DATA IN THIS EXERCISE:
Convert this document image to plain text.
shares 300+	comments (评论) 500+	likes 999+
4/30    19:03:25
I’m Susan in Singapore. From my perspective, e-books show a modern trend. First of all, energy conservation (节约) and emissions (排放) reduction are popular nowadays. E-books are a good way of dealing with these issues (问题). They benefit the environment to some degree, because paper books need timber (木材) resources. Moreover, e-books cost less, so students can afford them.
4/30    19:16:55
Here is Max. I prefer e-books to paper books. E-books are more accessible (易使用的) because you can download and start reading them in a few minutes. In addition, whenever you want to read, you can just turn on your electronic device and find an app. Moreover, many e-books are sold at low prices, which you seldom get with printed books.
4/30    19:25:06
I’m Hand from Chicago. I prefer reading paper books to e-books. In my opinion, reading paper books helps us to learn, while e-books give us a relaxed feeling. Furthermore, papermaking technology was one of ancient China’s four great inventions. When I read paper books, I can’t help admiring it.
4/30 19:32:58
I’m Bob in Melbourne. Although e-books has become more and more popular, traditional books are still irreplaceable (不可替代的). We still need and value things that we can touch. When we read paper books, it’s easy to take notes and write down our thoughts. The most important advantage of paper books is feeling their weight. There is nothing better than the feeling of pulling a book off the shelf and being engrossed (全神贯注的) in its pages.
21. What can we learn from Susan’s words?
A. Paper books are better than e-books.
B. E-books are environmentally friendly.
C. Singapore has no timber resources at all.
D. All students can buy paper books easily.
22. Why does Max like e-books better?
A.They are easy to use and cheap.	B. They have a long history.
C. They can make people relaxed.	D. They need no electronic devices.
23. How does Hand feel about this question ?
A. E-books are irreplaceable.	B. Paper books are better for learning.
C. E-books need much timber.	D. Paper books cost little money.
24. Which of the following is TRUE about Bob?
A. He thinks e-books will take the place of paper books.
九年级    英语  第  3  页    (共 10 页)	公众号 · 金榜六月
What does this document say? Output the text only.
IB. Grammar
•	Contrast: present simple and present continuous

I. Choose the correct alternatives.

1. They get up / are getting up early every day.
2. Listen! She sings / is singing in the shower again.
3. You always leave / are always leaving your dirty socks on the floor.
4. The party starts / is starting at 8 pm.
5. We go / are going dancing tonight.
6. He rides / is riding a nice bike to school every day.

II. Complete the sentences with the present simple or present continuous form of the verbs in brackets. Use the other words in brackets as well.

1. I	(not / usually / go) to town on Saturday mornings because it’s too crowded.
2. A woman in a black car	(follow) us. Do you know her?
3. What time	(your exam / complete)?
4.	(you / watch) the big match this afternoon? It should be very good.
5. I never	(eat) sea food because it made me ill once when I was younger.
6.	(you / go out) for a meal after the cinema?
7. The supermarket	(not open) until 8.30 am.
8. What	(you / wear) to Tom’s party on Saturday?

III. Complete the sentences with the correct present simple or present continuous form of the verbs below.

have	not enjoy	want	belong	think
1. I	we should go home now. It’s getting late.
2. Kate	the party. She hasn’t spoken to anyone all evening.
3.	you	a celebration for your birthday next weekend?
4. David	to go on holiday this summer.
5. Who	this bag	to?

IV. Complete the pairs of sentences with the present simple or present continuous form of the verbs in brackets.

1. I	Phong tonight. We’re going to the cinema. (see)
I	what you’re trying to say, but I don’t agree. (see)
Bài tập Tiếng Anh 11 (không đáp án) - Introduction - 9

---

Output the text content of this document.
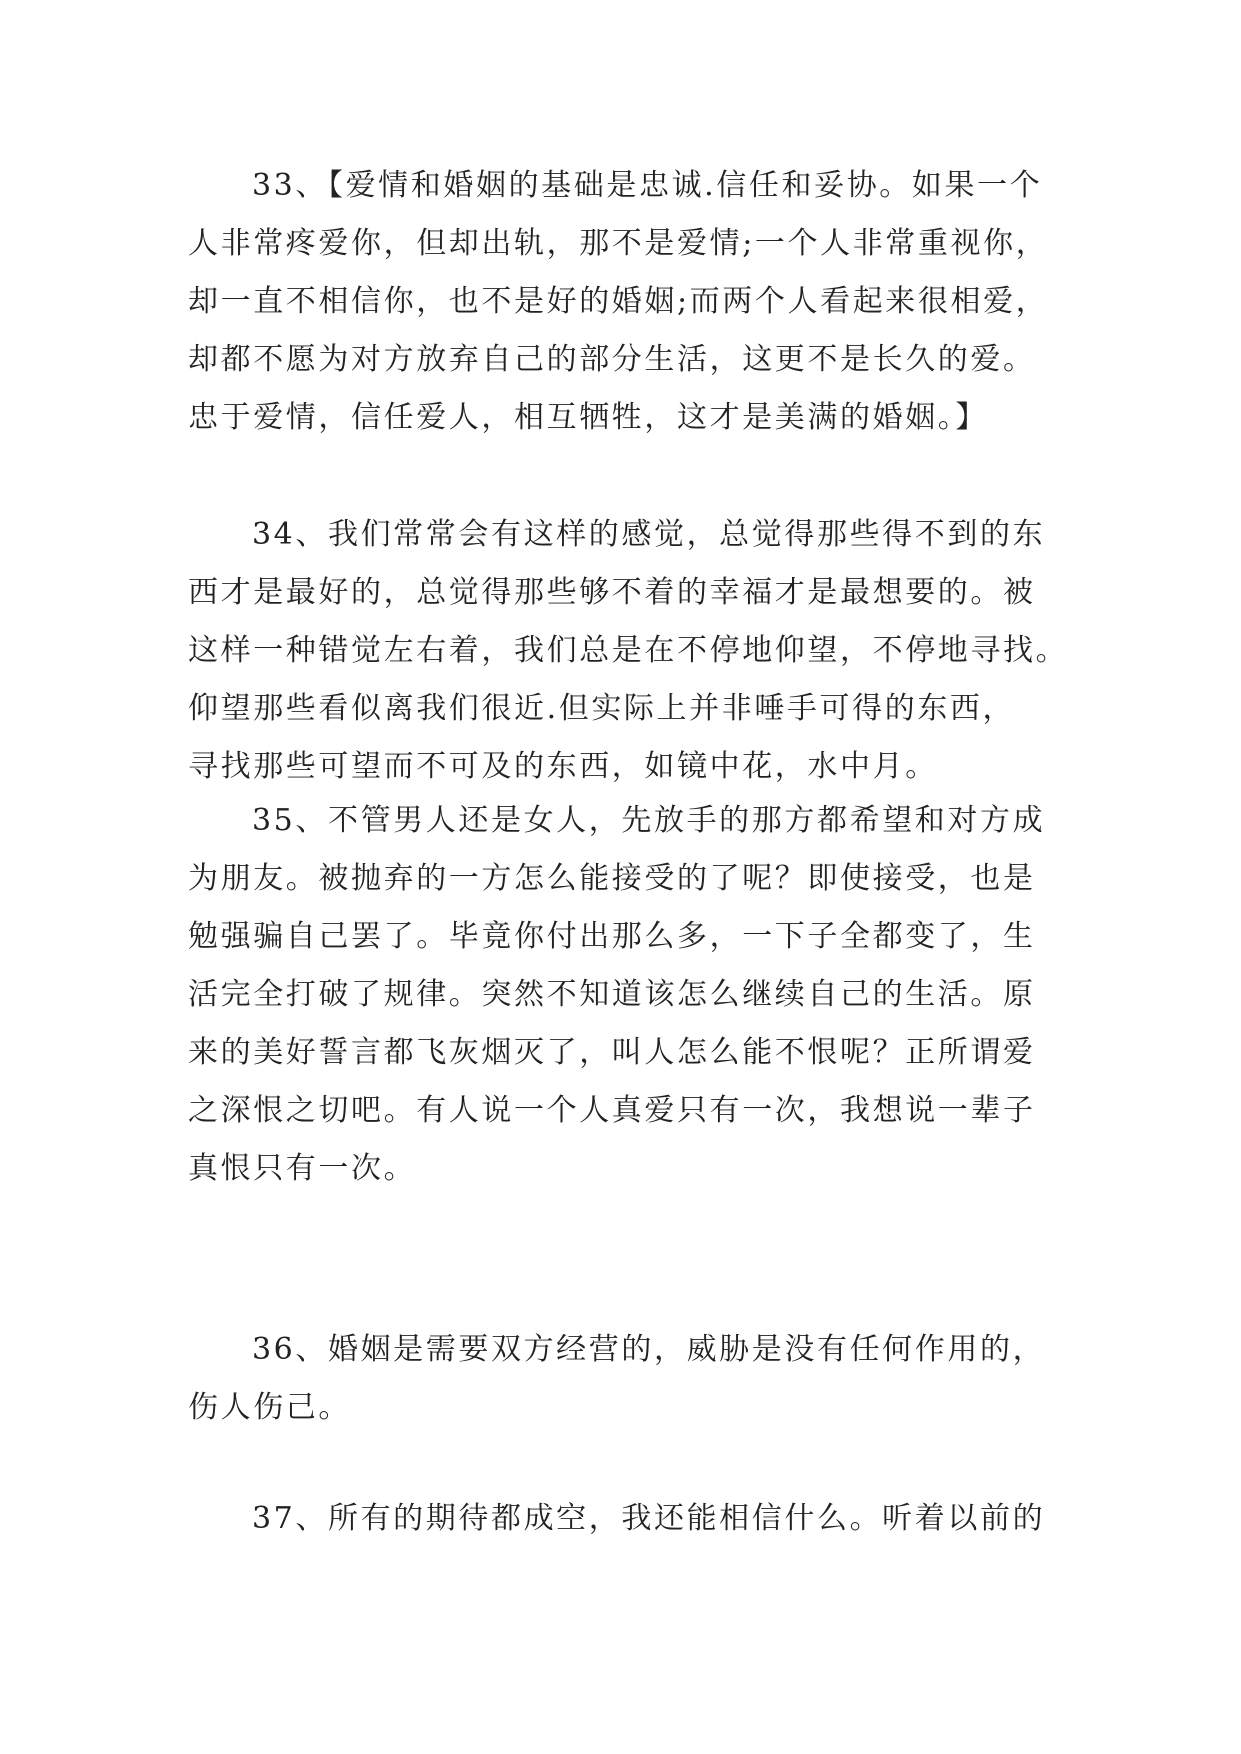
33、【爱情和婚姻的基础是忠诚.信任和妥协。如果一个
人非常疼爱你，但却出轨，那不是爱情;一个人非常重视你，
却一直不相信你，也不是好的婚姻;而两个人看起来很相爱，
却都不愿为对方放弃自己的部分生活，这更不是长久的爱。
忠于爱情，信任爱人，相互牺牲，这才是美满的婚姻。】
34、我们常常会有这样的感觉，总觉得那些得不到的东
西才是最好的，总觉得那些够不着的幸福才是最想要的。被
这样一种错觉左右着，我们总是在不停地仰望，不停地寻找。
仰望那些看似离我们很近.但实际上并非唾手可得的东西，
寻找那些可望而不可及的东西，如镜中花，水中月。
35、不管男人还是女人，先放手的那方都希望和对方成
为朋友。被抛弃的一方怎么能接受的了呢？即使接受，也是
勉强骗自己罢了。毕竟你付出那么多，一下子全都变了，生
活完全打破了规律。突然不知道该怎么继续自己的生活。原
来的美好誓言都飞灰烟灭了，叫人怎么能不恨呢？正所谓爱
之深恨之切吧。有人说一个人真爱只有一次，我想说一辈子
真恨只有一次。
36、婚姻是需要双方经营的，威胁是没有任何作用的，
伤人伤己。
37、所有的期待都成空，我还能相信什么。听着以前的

SHORT PROBLEM: Say, as a number only, how many lines of the data contain "getting".

RESULT: 2